Report back each line of the records that contains the string "Доступ".

• • • • • • •

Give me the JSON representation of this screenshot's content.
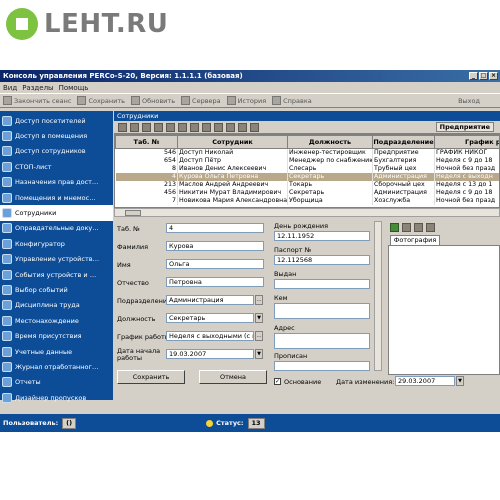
{
  "site": {
    "logo_text": "LEHT.RU",
    "logo_color": "#7ec242"
  },
  "window": {
    "title": "Консоль управления PERCo-S-20, Версия: 1.1.1.1 (базовая)"
  },
  "menu": [
    "Вид",
    "Разделы",
    "Помощь"
  ],
  "toolbar": {
    "items": [
      "Закончить сеанс",
      "Сохранить",
      "Обновить",
      "Сервера",
      "История",
      "Справка"
    ],
    "exit": "Выход"
  },
  "sidebar": {
    "items": [
      "Доступ посетителей",
      "Доступ в помещения",
      "Доступ сотрудников",
      "СТОП-лист",
      "Назначения прав дост…",
      "Помещения и мнемос…",
      "Сотрудники",
      "Оправдательные доку…",
      "Конфигуратор",
      "Управление устройств…",
      "События устройств и …",
      "Выбор событий",
      "Дисциплина труда",
      "Местонахождение",
      "Время присутствия",
      "Учетные данные",
      "Журнал отработанног…",
      "Отчеты",
      "Дизайнер пропусков"
    ],
    "active": 6
  },
  "panel": {
    "title": "Сотрудники",
    "predpriyatie": "Предприятие"
  },
  "grid": {
    "columns": [
      "Таб. №",
      "Сотрудник",
      "Должность",
      "Подразделение",
      "График ра"
    ],
    "rows": [
      [
        "546",
        "Доступ Николай",
        "Инженер-тестировщик",
        "Предприятие",
        "ГРАФИК НИКОГ"
      ],
      [
        "654",
        "Доступ Пётр",
        "Менеджер по снабжению",
        "Бухгалтерия",
        "Неделя с 9 до 18"
      ],
      [
        "8",
        "Иванов Денис Алексеевич",
        "Слесарь",
        "Трубный цех",
        "Ночной без празд"
      ],
      [
        "4",
        "Курова Ольга Петровна",
        "Секретарь",
        "Администрация",
        "Неделя с выходн"
      ],
      [
        "213",
        "Маслов Андрей Андреевич",
        "Токарь",
        "Сборочный цех",
        "Неделя с 13 до 1"
      ],
      [
        "456",
        "Никитин Мурат Владимирович",
        "Секретарь",
        "Администрация",
        "Неделя с 9 до 18"
      ],
      [
        "7",
        "Новикова Мария Александровна",
        "Уборщица",
        "Хозслужба",
        "Ночной без празд"
      ]
    ],
    "selected": 3
  },
  "form": {
    "tab_label": "Таб. №",
    "tab_value": "4",
    "surname_label": "Фамилия",
    "surname_value": "Курова",
    "name_label": "Имя",
    "name_value": "Ольга",
    "patronymic_label": "Отчество",
    "patronymic_value": "Петровна",
    "dept_label": "Подразделение",
    "dept_value": "Администрация",
    "position_label": "Должность",
    "position_value": "Секретарь",
    "schedule_label": "График работы",
    "schedule_value": "Неделя с выходными (с п",
    "start_label": "Дата начала работы",
    "start_value": "19.03.2007",
    "birth_label": "День рождения",
    "birth_value": "12.11.1952",
    "passport_label": "Паспорт №",
    "passport_value": "12.112568",
    "issued_label": "Выдан",
    "issued_by_label": "Кем",
    "address_label": "Адрес",
    "registered_label": "Прописан",
    "photo_tab": "Фотография",
    "save_button": "Сохранить",
    "cancel_button": "Отмена",
    "basis_label": "Основание",
    "change_date_label": "Дата изменения:",
    "change_date_value": "29.03.2007"
  },
  "status": {
    "user_label": "Пользователь:",
    "user_value": "()",
    "status_label": "Статус:",
    "status_value": "13"
  }
}
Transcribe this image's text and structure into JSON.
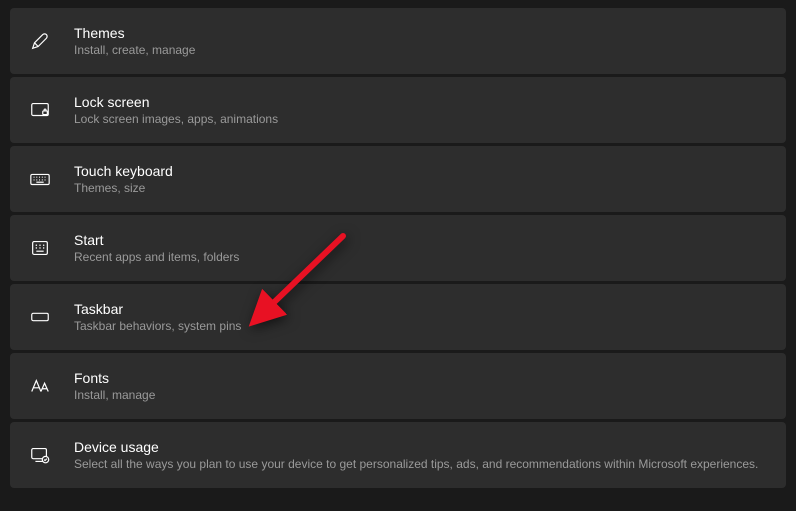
{
  "settings": [
    {
      "id": "themes",
      "title": "Themes",
      "description": "Install, create, manage"
    },
    {
      "id": "lock-screen",
      "title": "Lock screen",
      "description": "Lock screen images, apps, animations"
    },
    {
      "id": "touch-keyboard",
      "title": "Touch keyboard",
      "description": "Themes, size"
    },
    {
      "id": "start",
      "title": "Start",
      "description": "Recent apps and items, folders"
    },
    {
      "id": "taskbar",
      "title": "Taskbar",
      "description": "Taskbar behaviors, system pins"
    },
    {
      "id": "fonts",
      "title": "Fonts",
      "description": "Install, manage"
    },
    {
      "id": "device-usage",
      "title": "Device usage",
      "description": "Select all the ways you plan to use your device to get personalized tips, ads, and recommendations within Microsoft experiences."
    }
  ]
}
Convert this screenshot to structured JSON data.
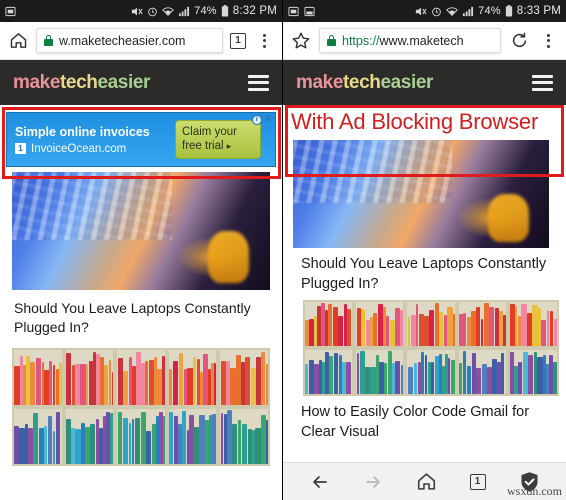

• • • • • • •

== Exercise solution ==
      "Доступ посетителей",
      "Доступ в помещения",
      "Доступ сотрудников",
        "Доступ Николай",
        "Доступ Пётр",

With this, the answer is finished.